### The problem
Every line below that contains "Теплогорье" is to be copied.

## Begin Data rows

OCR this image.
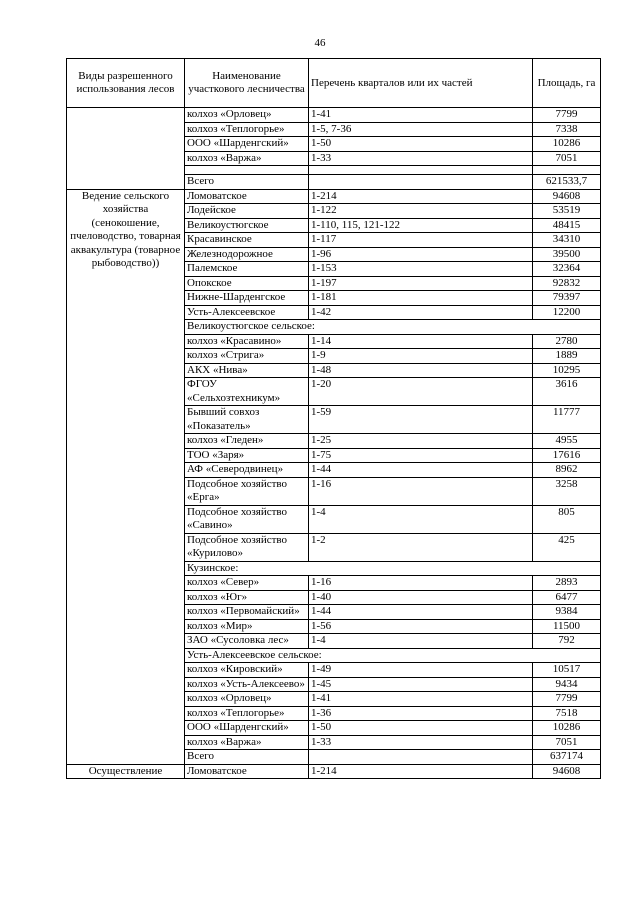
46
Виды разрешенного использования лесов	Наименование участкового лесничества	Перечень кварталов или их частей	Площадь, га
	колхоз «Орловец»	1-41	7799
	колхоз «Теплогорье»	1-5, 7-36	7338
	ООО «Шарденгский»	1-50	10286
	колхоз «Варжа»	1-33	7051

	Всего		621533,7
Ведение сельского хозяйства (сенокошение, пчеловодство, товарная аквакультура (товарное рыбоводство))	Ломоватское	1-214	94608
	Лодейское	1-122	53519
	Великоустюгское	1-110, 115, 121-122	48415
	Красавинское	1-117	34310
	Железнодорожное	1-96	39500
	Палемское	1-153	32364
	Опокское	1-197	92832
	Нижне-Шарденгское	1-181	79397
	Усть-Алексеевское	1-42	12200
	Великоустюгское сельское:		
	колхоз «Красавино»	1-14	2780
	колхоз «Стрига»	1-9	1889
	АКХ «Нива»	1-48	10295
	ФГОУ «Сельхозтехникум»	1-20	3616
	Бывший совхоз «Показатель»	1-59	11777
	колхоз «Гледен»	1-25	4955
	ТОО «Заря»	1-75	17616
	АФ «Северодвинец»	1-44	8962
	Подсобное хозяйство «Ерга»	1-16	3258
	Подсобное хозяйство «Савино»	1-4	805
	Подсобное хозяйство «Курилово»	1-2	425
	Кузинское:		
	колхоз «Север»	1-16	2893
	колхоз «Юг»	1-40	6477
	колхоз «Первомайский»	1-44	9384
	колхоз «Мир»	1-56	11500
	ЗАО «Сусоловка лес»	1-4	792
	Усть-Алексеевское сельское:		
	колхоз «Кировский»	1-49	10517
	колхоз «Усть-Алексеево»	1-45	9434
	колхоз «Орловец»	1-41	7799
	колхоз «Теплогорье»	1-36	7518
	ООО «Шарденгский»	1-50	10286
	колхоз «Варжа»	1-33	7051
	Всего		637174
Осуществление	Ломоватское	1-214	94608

## End Data rows
## Begin Data rows

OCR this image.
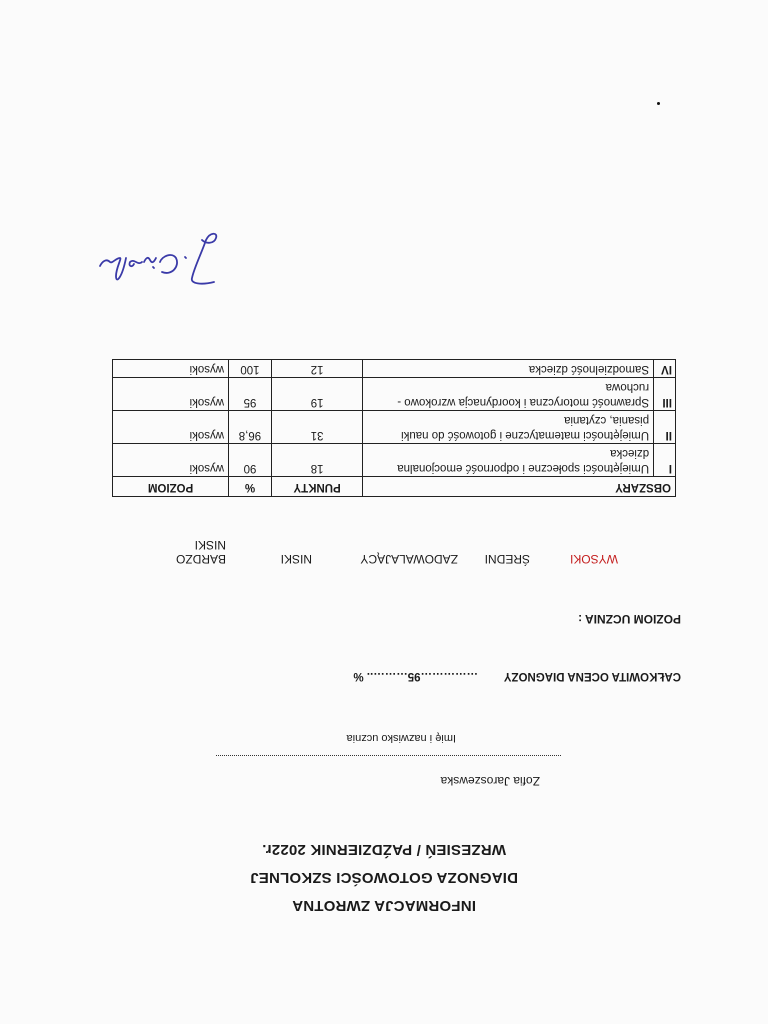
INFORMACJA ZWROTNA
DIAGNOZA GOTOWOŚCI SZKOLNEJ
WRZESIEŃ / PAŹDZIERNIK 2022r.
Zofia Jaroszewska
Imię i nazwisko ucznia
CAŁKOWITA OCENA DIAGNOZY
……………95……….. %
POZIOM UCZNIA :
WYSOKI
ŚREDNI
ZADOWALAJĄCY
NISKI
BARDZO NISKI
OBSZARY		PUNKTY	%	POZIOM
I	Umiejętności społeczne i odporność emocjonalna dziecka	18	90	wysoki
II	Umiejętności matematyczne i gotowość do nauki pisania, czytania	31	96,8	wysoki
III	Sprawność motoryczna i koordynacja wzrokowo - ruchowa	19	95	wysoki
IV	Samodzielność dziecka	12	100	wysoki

## End Data rows

### Exercise result
	колхоз «Теплогорье»	1-5, 7-36	7338
	колхоз «Теплогорье»	1-36	7518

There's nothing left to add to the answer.